» **Given data**
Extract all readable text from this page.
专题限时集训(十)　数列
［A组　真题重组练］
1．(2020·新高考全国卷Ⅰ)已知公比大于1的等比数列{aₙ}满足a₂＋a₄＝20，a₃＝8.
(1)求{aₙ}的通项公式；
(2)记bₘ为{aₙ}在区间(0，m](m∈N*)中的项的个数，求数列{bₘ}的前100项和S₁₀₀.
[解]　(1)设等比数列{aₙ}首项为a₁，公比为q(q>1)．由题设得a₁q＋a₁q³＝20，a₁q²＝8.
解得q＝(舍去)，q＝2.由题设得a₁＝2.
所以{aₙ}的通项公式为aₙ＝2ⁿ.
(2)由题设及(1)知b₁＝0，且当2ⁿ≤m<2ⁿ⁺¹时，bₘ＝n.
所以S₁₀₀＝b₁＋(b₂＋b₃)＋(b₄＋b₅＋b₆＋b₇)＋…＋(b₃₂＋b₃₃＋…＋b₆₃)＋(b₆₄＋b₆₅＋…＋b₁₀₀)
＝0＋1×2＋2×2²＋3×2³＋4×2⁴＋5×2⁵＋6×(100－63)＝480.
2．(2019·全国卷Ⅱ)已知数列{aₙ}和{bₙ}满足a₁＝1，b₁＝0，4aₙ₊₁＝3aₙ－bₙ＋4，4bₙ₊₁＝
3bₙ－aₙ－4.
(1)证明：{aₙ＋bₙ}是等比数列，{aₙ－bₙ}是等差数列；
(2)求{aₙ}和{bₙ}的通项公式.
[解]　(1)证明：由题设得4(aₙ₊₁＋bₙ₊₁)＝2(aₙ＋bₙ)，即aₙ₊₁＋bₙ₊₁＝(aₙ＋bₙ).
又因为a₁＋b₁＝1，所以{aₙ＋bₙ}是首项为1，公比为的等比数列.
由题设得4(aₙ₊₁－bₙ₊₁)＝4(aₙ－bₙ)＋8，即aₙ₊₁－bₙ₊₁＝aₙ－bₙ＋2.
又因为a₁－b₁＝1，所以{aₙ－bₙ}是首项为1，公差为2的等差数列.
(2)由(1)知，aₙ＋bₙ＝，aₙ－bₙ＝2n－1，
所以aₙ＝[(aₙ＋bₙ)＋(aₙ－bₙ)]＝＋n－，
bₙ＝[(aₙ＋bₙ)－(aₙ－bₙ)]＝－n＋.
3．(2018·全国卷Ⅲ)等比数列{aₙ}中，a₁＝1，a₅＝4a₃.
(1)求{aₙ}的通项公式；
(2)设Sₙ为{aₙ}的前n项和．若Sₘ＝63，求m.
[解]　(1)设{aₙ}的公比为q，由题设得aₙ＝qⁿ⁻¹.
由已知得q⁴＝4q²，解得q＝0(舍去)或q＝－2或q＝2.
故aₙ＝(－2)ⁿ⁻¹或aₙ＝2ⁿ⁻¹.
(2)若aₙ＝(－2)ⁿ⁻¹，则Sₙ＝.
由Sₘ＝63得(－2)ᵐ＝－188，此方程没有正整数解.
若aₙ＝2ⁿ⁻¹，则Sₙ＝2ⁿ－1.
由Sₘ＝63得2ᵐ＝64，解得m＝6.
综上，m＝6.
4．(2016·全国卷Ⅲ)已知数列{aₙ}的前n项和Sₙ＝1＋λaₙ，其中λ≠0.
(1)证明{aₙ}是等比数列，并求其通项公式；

» **What you need to do**
Transcribe the full listing above without leaving anything out.

» **Reply to the task**
Extract all readable text from this page.
专题限时集训(十)　数列
［A组　真题重组练］
1．(2020·新高考全国卷Ⅰ)已知公比大于1的等比数列{aₙ}满足a₂＋a₄＝20，a₃＝8.
(1)求{aₙ}的通项公式；
(2)记bₘ为{aₙ}在区间(0，m](m∈N*)中的项的个数，求数列{bₘ}的前100项和S₁₀₀.
[解]　(1)设等比数列{aₙ}首项为a₁，公比为q(q>1)．由题设得a₁q＋a₁q³＝20，a₁q²＝8.
解得q＝(舍去)，q＝2.由题设得a₁＝2.
所以{aₙ}的通项公式为aₙ＝2ⁿ.
(2)由题设及(1)知b₁＝0，且当2ⁿ≤m<2ⁿ⁺¹时，bₘ＝n.
所以S₁₀₀＝b₁＋(b₂＋b₃)＋(b₄＋b₅＋b₆＋b₇)＋…＋(b₃₂＋b₃₃＋…＋b₆₃)＋(b₆₄＋b₆₅＋…＋b₁₀₀)
＝0＋1×2＋2×2²＋3×2³＋4×2⁴＋5×2⁵＋6×(100－63)＝480.
2．(2019·全国卷Ⅱ)已知数列{aₙ}和{bₙ}满足a₁＝1，b₁＝0，4aₙ₊₁＝3aₙ－bₙ＋4，4bₙ₊₁＝
3bₙ－aₙ－4.
(1)证明：{aₙ＋bₙ}是等比数列，{aₙ－bₙ}是等差数列；
(2)求{aₙ}和{bₙ}的通项公式.
[解]　(1)证明：由题设得4(aₙ₊₁＋bₙ₊₁)＝2(aₙ＋bₙ)，即aₙ₊₁＋bₙ₊₁＝(aₙ＋bₙ).
又因为a₁＋b₁＝1，所以{aₙ＋bₙ}是首项为1，公比为的等比数列.
由题设得4(aₙ₊₁－bₙ₊₁)＝4(aₙ－bₙ)＋8，即aₙ₊₁－bₙ₊₁＝aₙ－bₙ＋2.
又因为a₁－b₁＝1，所以{aₙ－bₙ}是首项为1，公差为2的等差数列.
(2)由(1)知，aₙ＋bₙ＝，aₙ－bₙ＝2n－1，
所以aₙ＝[(aₙ＋bₙ)＋(aₙ－bₙ)]＝＋n－，
bₙ＝[(aₙ＋bₙ)－(aₙ－bₙ)]＝－n＋.
3．(2018·全国卷Ⅲ)等比数列{aₙ}中，a₁＝1，a₅＝4a₃.
(1)求{aₙ}的通项公式；
(2)设Sₙ为{aₙ}的前n项和．若Sₘ＝63，求m.
[解]　(1)设{aₙ}的公比为q，由题设得aₙ＝qⁿ⁻¹.
由已知得q⁴＝4q²，解得q＝0(舍去)或q＝－2或q＝2.
故aₙ＝(－2)ⁿ⁻¹或aₙ＝2ⁿ⁻¹.
(2)若aₙ＝(－2)ⁿ⁻¹，则Sₙ＝.
由Sₘ＝63得(－2)ᵐ＝－188，此方程没有正整数解.
若aₙ＝2ⁿ⁻¹，则Sₙ＝2ⁿ－1.
由Sₘ＝63得2ᵐ＝64，解得m＝6.
综上，m＝6.
4．(2016·全国卷Ⅲ)已知数列{aₙ}的前n项和Sₙ＝1＋λaₙ，其中λ≠0.
(1)证明{aₙ}是等比数列，并求其通项公式；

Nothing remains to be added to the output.